WORKING DATA:

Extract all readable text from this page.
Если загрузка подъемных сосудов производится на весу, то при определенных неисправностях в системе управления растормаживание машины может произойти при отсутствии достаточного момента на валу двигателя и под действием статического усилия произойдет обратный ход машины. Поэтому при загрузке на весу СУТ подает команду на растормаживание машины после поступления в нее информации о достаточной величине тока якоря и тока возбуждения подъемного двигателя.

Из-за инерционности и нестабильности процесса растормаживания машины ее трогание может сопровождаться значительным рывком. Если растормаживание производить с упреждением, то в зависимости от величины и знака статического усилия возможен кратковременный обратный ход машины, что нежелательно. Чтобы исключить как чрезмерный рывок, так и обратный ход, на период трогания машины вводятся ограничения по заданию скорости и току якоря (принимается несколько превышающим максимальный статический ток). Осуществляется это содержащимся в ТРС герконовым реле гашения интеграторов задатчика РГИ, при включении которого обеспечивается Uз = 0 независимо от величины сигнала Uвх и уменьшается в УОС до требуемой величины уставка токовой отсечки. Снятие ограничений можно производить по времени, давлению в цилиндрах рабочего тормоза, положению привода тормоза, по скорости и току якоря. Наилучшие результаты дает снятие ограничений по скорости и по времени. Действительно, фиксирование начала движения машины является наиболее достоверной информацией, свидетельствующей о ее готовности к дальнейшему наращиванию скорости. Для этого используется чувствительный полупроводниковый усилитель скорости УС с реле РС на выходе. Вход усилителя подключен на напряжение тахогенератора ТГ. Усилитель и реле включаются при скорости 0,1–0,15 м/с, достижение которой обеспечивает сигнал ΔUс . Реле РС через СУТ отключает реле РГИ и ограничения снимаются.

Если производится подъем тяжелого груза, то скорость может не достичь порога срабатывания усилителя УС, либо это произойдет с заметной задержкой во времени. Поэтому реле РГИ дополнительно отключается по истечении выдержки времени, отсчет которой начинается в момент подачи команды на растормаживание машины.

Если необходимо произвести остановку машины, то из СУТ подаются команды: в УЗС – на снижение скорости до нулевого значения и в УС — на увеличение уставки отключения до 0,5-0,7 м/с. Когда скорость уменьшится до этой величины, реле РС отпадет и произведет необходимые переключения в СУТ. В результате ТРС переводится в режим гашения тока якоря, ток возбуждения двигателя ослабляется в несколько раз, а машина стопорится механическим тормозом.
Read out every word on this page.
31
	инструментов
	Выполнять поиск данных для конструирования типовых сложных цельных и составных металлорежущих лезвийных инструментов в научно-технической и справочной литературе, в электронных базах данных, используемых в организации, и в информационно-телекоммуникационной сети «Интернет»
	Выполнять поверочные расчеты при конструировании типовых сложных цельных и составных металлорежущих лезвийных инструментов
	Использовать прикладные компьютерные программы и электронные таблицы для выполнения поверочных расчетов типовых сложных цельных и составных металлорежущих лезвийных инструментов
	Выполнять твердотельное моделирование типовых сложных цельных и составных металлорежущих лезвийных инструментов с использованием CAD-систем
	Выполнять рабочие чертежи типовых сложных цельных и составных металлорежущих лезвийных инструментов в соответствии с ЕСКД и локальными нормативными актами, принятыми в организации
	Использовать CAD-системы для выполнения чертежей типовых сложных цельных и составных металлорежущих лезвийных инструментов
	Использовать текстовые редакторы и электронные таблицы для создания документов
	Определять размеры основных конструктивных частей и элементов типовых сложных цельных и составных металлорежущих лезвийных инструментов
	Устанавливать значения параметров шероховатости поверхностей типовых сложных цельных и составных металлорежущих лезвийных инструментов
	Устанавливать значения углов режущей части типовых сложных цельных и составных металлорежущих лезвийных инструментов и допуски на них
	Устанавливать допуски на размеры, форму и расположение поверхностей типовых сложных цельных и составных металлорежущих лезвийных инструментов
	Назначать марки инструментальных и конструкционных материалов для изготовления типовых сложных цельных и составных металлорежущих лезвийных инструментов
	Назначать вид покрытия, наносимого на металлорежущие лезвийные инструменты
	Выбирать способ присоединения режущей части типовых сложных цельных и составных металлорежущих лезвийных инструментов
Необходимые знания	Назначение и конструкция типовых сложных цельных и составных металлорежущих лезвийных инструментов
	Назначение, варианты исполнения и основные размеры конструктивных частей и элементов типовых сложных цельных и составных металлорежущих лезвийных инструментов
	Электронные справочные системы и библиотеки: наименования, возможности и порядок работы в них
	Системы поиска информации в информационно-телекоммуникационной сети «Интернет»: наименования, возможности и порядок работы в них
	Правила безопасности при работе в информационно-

AIM:
Extract each line of the material exactly as it stands.

TASK ANSWER:
Extract all readable text from this page.
Если загрузка подъемных сосудов производится на весу, то при определенных неисправностях в системе управления растормаживание машины может произойти при отсутствии достаточного момента на валу двигателя и под действием статического усилия произойдет обратный ход машины. Поэтому при загрузке на весу СУТ подает команду на растормаживание машины после поступления в нее информации о достаточной величине тока якоря и тока возбуждения подъемного двигателя.

Из-за инерционности и нестабильности процесса растормаживания машины ее трогание может сопровождаться значительным рывком. Если растормаживание производить с упреждением, то в зависимости от величины и знака статического усилия возможен кратковременный обратный ход машины, что нежелательно. Чтобы исключить как чрезмерный рывок, так и обратный ход, на период трогания машины вводятся ограничения по заданию скорости и току якоря (принимается несколько превышающим максимальный статический ток). Осуществляется это содержащимся в ТРС герконовым реле гашения интеграторов задатчика РГИ, при включении которого обеспечивается Uз = 0 независимо от величины сигнала Uвх и уменьшается в УОС до требуемой величины уставка токовой отсечки. Снятие ограничений можно производить по времени, давлению в цилиндрах рабочего тормоза, положению привода тормоза, по скорости и току якоря. Наилучшие результаты дает снятие ограничений по скорости и по времени. Действительно, фиксирование начала движения машины является наиболее достоверной информацией, свидетельствующей о ее готовности к дальнейшему наращиванию скорости. Для этого используется чувствительный полупроводниковый усилитель скорости УС с реле РС на выходе. Вход усилителя подключен на напряжение тахогенератора ТГ. Усилитель и реле включаются при скорости 0,1–0,15 м/с, достижение которой обеспечивает сигнал ΔUс . Реле РС через СУТ отключает реле РГИ и ограничения снимаются.

Если производится подъем тяжелого груза, то скорость может не достичь порога срабатывания усилителя УС, либо это произойдет с заметной задержкой во времени. Поэтому реле РГИ дополнительно отключается по истечении выдержки времени, отсчет которой начинается в момент подачи команды на растормаживание машины.

Если необходимо произвести остановку машины, то из СУТ подаются команды: в УЗС – на снижение скорости до нулевого значения и в УС — на увеличение уставки отключения до 0,5-0,7 м/с. Когда скорость уменьшится до этой величины, реле РС отпадет и произведет необходимые переключения в СУТ. В результате ТРС переводится в режим гашения тока якоря, ток возбуждения двигателя ослабляется в несколько раз, а машина стопорится механическим тормозом.
Read out every word on this page.
31
	инструментов
	Выполнять поиск данных для конструирования типовых сложных цельных и составных металлорежущих лезвийных инструментов в научно-технической и справочной литературе, в электронных базах данных, используемых в организации, и в информационно-телекоммуникационной сети «Интернет»
	Выполнять поверочные расчеты при конструировании типовых сложных цельных и составных металлорежущих лезвийных инструментов
	Использовать прикладные компьютерные программы и электронные таблицы для выполнения поверочных расчетов типовых сложных цельных и составных металлорежущих лезвийных инструментов
	Выполнять твердотельное моделирование типовых сложных цельных и составных металлорежущих лезвийных инструментов с использованием CAD-систем
	Выполнять рабочие чертежи типовых сложных цельных и составных металлорежущих лезвийных инструментов в соответствии с ЕСКД и локальными нормативными актами, принятыми в организации
	Использовать CAD-системы для выполнения чертежей типовых сложных цельных и составных металлорежущих лезвийных инструментов
	Использовать текстовые редакторы и электронные таблицы для создания документов
	Определять размеры основных конструктивных частей и элементов типовых сложных цельных и составных металлорежущих лезвийных инструментов
	Устанавливать значения параметров шероховатости поверхностей типовых сложных цельных и составных металлорежущих лезвийных инструментов
	Устанавливать значения углов режущей части типовых сложных цельных и составных металлорежущих лезвийных инструментов и допуски на них
	Устанавливать допуски на размеры, форму и расположение поверхностей типовых сложных цельных и составных металлорежущих лезвийных инструментов
	Назначать марки инструментальных и конструкционных материалов для изготовления типовых сложных цельных и составных металлорежущих лезвийных инструментов
	Назначать вид покрытия, наносимого на металлорежущие лезвийные инструменты
	Выбирать способ присоединения режущей части типовых сложных цельных и составных металлорежущих лезвийных инструментов
Необходимые знания	Назначение и конструкция типовых сложных цельных и составных металлорежущих лезвийных инструментов
	Назначение, варианты исполнения и основные размеры конструктивных частей и элементов типовых сложных цельных и составных металлорежущих лезвийных инструментов
	Электронные справочные системы и библиотеки: наименования, возможности и порядок работы в них
	Системы поиска информации в информационно-телекоммуникационной сети «Интернет»: наименования, возможности и порядок работы в них
	Правила безопасности при работе в информационно-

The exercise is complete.